--- start Supplied information ---
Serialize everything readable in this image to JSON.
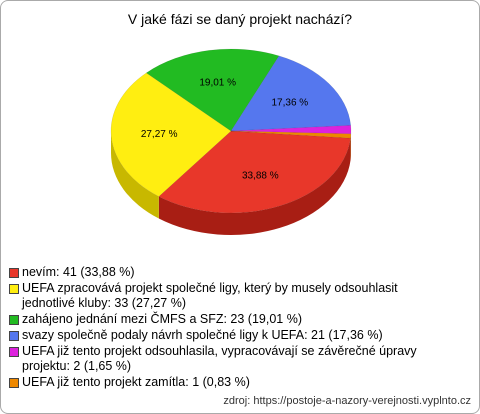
{
  "chart_data": {
    "type": "pie",
    "title": "V jaké fázi se daný projekt nachází?",
    "categories": [
      "nevím: 41 (33,88 %)",
      "UEFA zpracovává projekt společné ligy, který by musely odsouhlasit jednotlivé kluby: 33 (27,27 %)",
      "zahájeno jednání mezi ČMFS a SFZ: 23 (19,01 %)",
      "svazy společně podaly návrh společné ligy k UEFA: 21 (17,36 %)",
      "UEFA již tento projekt odsouhlasila, vypracovávají se závěrečné úpravy projektu: 2 (1,65 %)",
      "UEFA již tento projekt zamítla: 1 (0,83 %)"
    ],
    "values": [
      33.88,
      27.27,
      19.01,
      17.36,
      1.65,
      0.83
    ],
    "value_labels": [
      "33,88 %",
      "27,27 %",
      "19,01 %",
      "17,36 %",
      null,
      null
    ],
    "colors": [
      "#e8372a",
      "#ffee11",
      "#22bb22",
      "#5577ee",
      "#dd22dd",
      "#ee8800"
    ],
    "side_colors": [
      "#a81e14",
      "#c8b800",
      "#168a16",
      "#3550b0",
      "#a016a0",
      "#b06400"
    ],
    "source": "zdroj: https://postoje-a-nazory-verejnosti.vyplnto.cz"
  }
}
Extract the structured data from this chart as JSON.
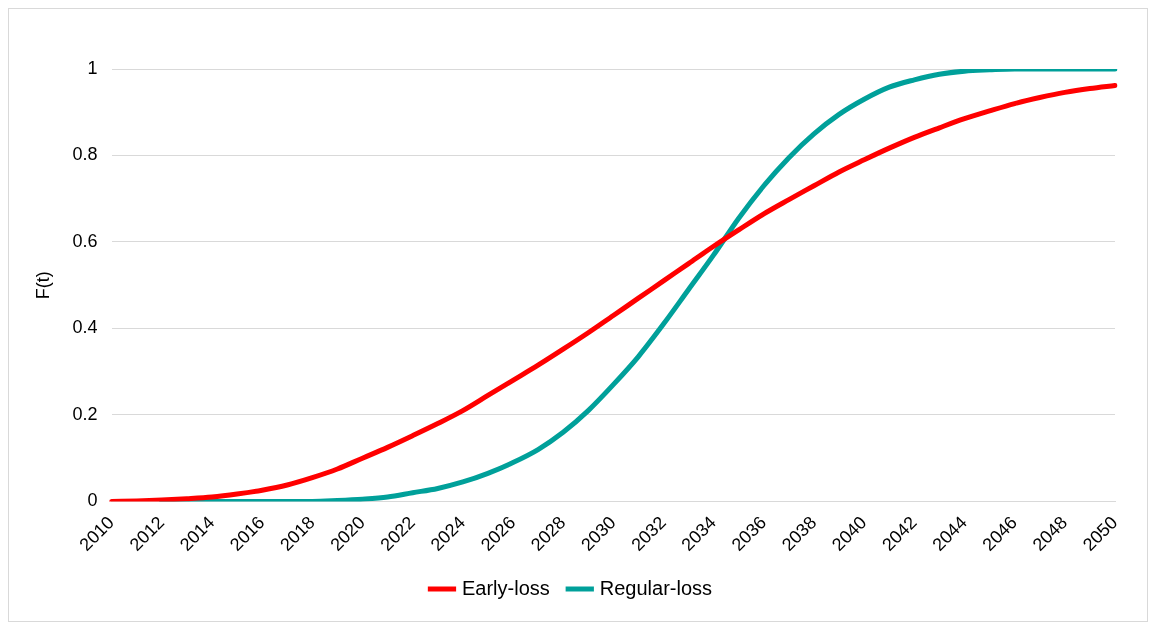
{
  "chart_data": {
    "type": "line",
    "ylabel": "F(t)",
    "categories": [
      "2010",
      null,
      "2012",
      null,
      "2014",
      null,
      "2016",
      null,
      "2018",
      null,
      "2020",
      null,
      "2022",
      null,
      "2024",
      null,
      "2026",
      null,
      "2028",
      null,
      "2030",
      null,
      "2032",
      null,
      "2034",
      null,
      "2036",
      null,
      "2038",
      null,
      "2040",
      null,
      "2042",
      null,
      "2044",
      null,
      "2046",
      null,
      "2048",
      null,
      "2050"
    ],
    "series": [
      {
        "name": "Early-loss",
        "color": "#ff0000",
        "values": [
          0,
          0.001,
          0.003,
          0.006,
          0.01,
          0.017,
          0.026,
          0.038,
          0.055,
          0.075,
          0.1,
          0.125,
          0.152,
          0.18,
          0.21,
          0.245,
          0.28,
          0.315,
          0.352,
          0.39,
          0.43,
          0.47,
          0.51,
          0.55,
          0.59,
          0.628,
          0.665,
          0.698,
          0.73,
          0.762,
          0.79,
          0.817,
          0.842,
          0.864,
          0.885,
          0.903,
          0.92,
          0.934,
          0.946,
          0.955,
          0.962
        ]
      },
      {
        "name": "Regular-loss",
        "color": "#00a09a",
        "values": [
          null,
          null,
          0,
          0,
          0,
          0,
          0,
          0,
          0,
          0.002,
          0.005,
          0.01,
          0.02,
          0.03,
          0.045,
          0.065,
          0.09,
          0.12,
          0.16,
          0.21,
          0.27,
          0.335,
          0.41,
          0.49,
          0.57,
          0.655,
          0.73,
          0.795,
          0.85,
          0.895,
          0.93,
          0.958,
          0.975,
          0.988,
          0.995,
          0.998,
          1,
          1,
          1,
          1,
          1
        ]
      }
    ],
    "ylim": [
      0,
      1
    ],
    "yticks": [
      0,
      0.2,
      0.4,
      0.6,
      0.8,
      1
    ],
    "grid": "y",
    "legend": "bottom",
    "marker": "none",
    "line_style": "solid"
  }
}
--- end Supplied information ---
■ Problem requirements ■
Print out the lines exactly, skipping any picture.

■ Solution for this problem ■
Serialize everything readable in this image to JSON.
{
  "chart_data": {
    "type": "pie",
    "title": "V jaké fázi se daný projekt nachází?",
    "categories": [
      "nevím: 41 (33,88 %)",
      "UEFA zpracovává projekt společné ligy, který by musely odsouhlasit jednotlivé kluby: 33 (27,27 %)",
      "zahájeno jednání mezi ČMFS a SFZ: 23 (19,01 %)",
      "svazy společně podaly návrh společné ligy k UEFA: 21 (17,36 %)",
      "UEFA již tento projekt odsouhlasila, vypracovávají se závěrečné úpravy projektu: 2 (1,65 %)",
      "UEFA již tento projekt zamítla: 1 (0,83 %)"
    ],
    "values": [
      33.88,
      27.27,
      19.01,
      17.36,
      1.65,
      0.83
    ],
    "value_labels": [
      "33,88 %",
      "27,27 %",
      "19,01 %",
      "17,36 %",
      null,
      null
    ],
    "colors": [
      "#e8372a",
      "#ffee11",
      "#22bb22",
      "#5577ee",
      "#dd22dd",
      "#ee8800"
    ],
    "side_colors": [
      "#a81e14",
      "#c8b800",
      "#168a16",
      "#3550b0",
      "#a016a0",
      "#b06400"
    ],
    "source": "zdroj: https://postoje-a-nazory-verejnosti.vyplnto.cz"
  }
}
Extract the structured data from this chart as JSON.
{
  "chart_data": {
    "type": "line",
    "ylabel": "F(t)",
    "categories": [
      "2010",
      null,
      "2012",
      null,
      "2014",
      null,
      "2016",
      null,
      "2018",
      null,
      "2020",
      null,
      "2022",
      null,
      "2024",
      null,
      "2026",
      null,
      "2028",
      null,
      "2030",
      null,
      "2032",
      null,
      "2034",
      null,
      "2036",
      null,
      "2038",
      null,
      "2040",
      null,
      "2042",
      null,
      "2044",
      null,
      "2046",
      null,
      "2048",
      null,
      "2050"
    ],
    "series": [
      {
        "name": "Early-loss",
        "color": "#ff0000",
        "values": [
          0,
          0.001,
          0.003,
          0.006,
          0.01,
          0.017,
          0.026,
          0.038,
          0.055,
          0.075,
          0.1,
          0.125,
          0.152,
          0.18,
          0.21,
          0.245,
          0.28,
          0.315,
          0.352,
          0.39,
          0.43,
          0.47,
          0.51,
          0.55,
          0.59,
          0.628,
          0.665,
          0.698,
          0.73,
          0.762,
          0.79,
          0.817,
          0.842,
          0.864,
          0.885,
          0.903,
          0.92,
          0.934,
          0.946,
          0.955,
          0.962
        ]
      },
      {
        "name": "Regular-loss",
        "color": "#00a09a",
        "values": [
          null,
          null,
          0,
          0,
          0,
          0,
          0,
          0,
          0,
          0.002,
          0.005,
          0.01,
          0.02,
          0.03,
          0.045,
          0.065,
          0.09,
          0.12,
          0.16,
          0.21,
          0.27,
          0.335,
          0.41,
          0.49,
          0.57,
          0.655,
          0.73,
          0.795,
          0.85,
          0.895,
          0.93,
          0.958,
          0.975,
          0.988,
          0.995,
          0.998,
          1,
          1,
          1,
          1,
          1
        ]
      }
    ],
    "ylim": [
      0,
      1
    ],
    "yticks": [
      0,
      0.2,
      0.4,
      0.6,
      0.8,
      1
    ],
    "grid": "y",
    "legend": "bottom",
    "marker": "none",
    "line_style": "solid"
  }
}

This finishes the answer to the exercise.